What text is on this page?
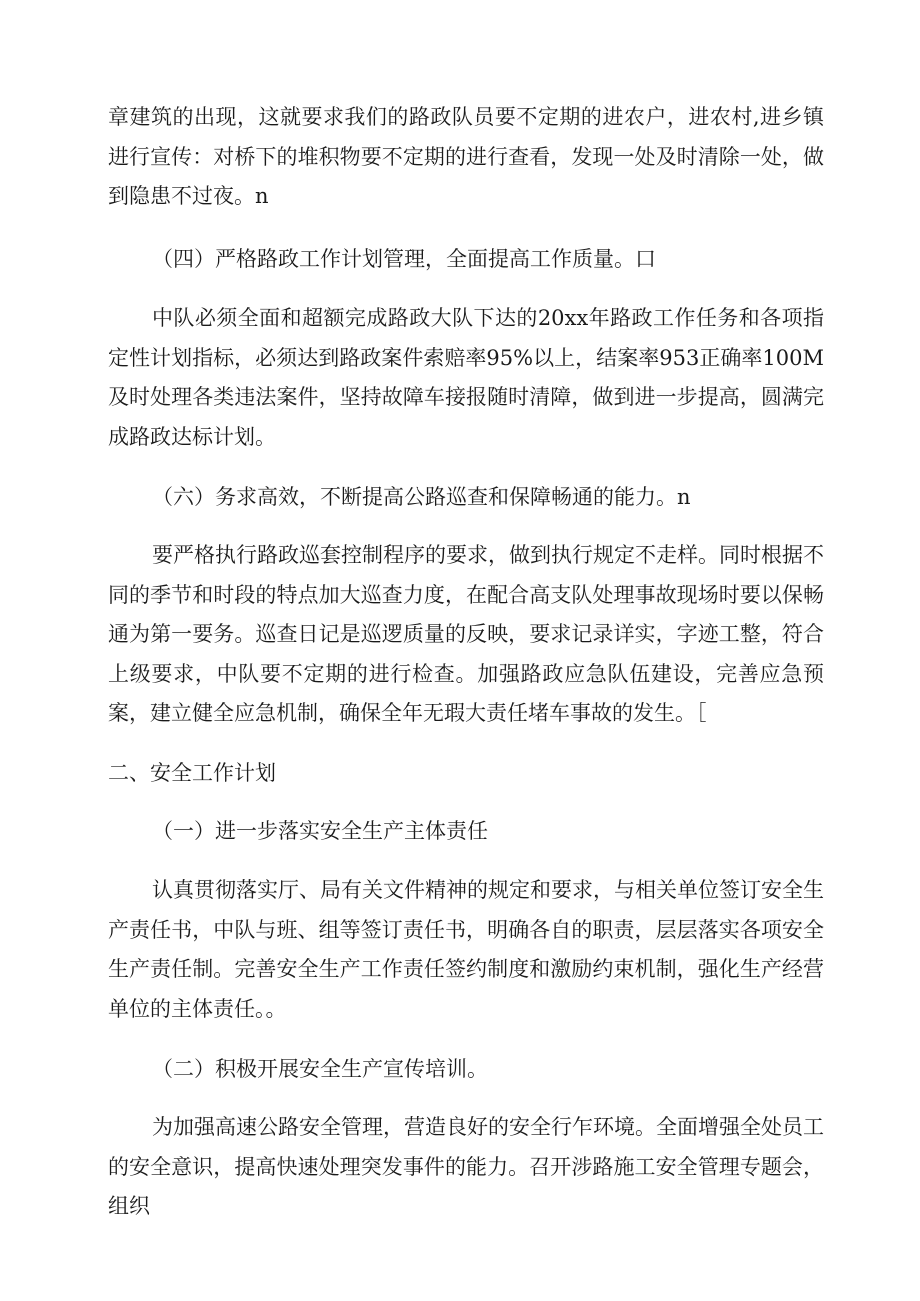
章建筑的出现，这就要求我们的路政队员要不定期的进农户，进农村,进乡镇进行宣传：对桥下的堆积物要不定期的进行查看，发现一处及时清除一处，做到隐患不过夜。n

（四）严格路政工作计划管理，全面提高工作质量。口

中队必须全面和超额完成路政大队下达的20xx年路政工作任务和各项指定性计划指标，必须达到路政案件索赔率95%以上，结案率953正确率100M及时处理各类违法案件，坚持故障车接报随时清障，做到进一步提高，圆满完成路政达标计划。

（六）务求高效，不断提高公路巡查和保障畅通的能力。n

要严格执行路政巡套控制程序的要求，做到执行规定不走样。同时根据不同的季节和时段的特点加大巡查力度，在配合高支队处理事故现场时要以保畅通为第一要务。巡查日记是巡逻质量的反映，要求记录详实，字迹工整，符合上级要求，中队要不定期的进行检查。加强路政应急队伍建设，完善应急预案，建立健全应急机制，确保全年无瑕大责任堵车事故的发生。［

二、安全工作计划

（一）进一步落实安全生产主体责任

认真贯彻落实厅、局有关文件精神的规定和要求，与相关单位签订安全生产责任书，中队与班、组等签订责任书，明确各自的职责，层层落实各项安全生产责任制。完善安全生产工作责任签约制度和激励约束机制，强化生产经营单位的主体责任。。

（二）积极开展安全生产宣传培训。

为加强高速公路安全管理，营造良好的安全行乍环境。全面增强全处员工的安全意识，提高快速处理突发事件的能力。召开涉路施工安全管理专题会，组织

TO BE DONE >> The material above holds pictures; copy everything else in it exactly.

WRITTEN ANSWER >>
What text is on this page?
章建筑的出现，这就要求我们的路政队员要不定期的进农户，进农村,进乡镇进行宣传：对桥下的堆积物要不定期的进行查看，发现一处及时清除一处，做到隐患不过夜。n

（四）严格路政工作计划管理，全面提高工作质量。口

中队必须全面和超额完成路政大队下达的20xx年路政工作任务和各项指定性计划指标，必须达到路政案件索赔率95%以上，结案率953正确率100M及时处理各类违法案件，坚持故障车接报随时清障，做到进一步提高，圆满完成路政达标计划。

（六）务求高效，不断提高公路巡查和保障畅通的能力。n

要严格执行路政巡套控制程序的要求，做到执行规定不走样。同时根据不同的季节和时段的特点加大巡查力度，在配合高支队处理事故现场时要以保畅通为第一要务。巡查日记是巡逻质量的反映，要求记录详实，字迹工整，符合上级要求，中队要不定期的进行检查。加强路政应急队伍建设，完善应急预案，建立健全应急机制，确保全年无瑕大责任堵车事故的发生。［

二、安全工作计划

（一）进一步落实安全生产主体责任

认真贯彻落实厅、局有关文件精神的规定和要求，与相关单位签订安全生产责任书，中队与班、组等签订责任书，明确各自的职责，层层落实各项安全生产责任制。完善安全生产工作责任签约制度和激励约束机制，强化生产经营单位的主体责任。。

（二）积极开展安全生产宣传培训。

为加强高速公路安全管理，营造良好的安全行乍环境。全面增强全处员工的安全意识，提高快速处理突发事件的能力。召开涉路施工安全管理专题会，组织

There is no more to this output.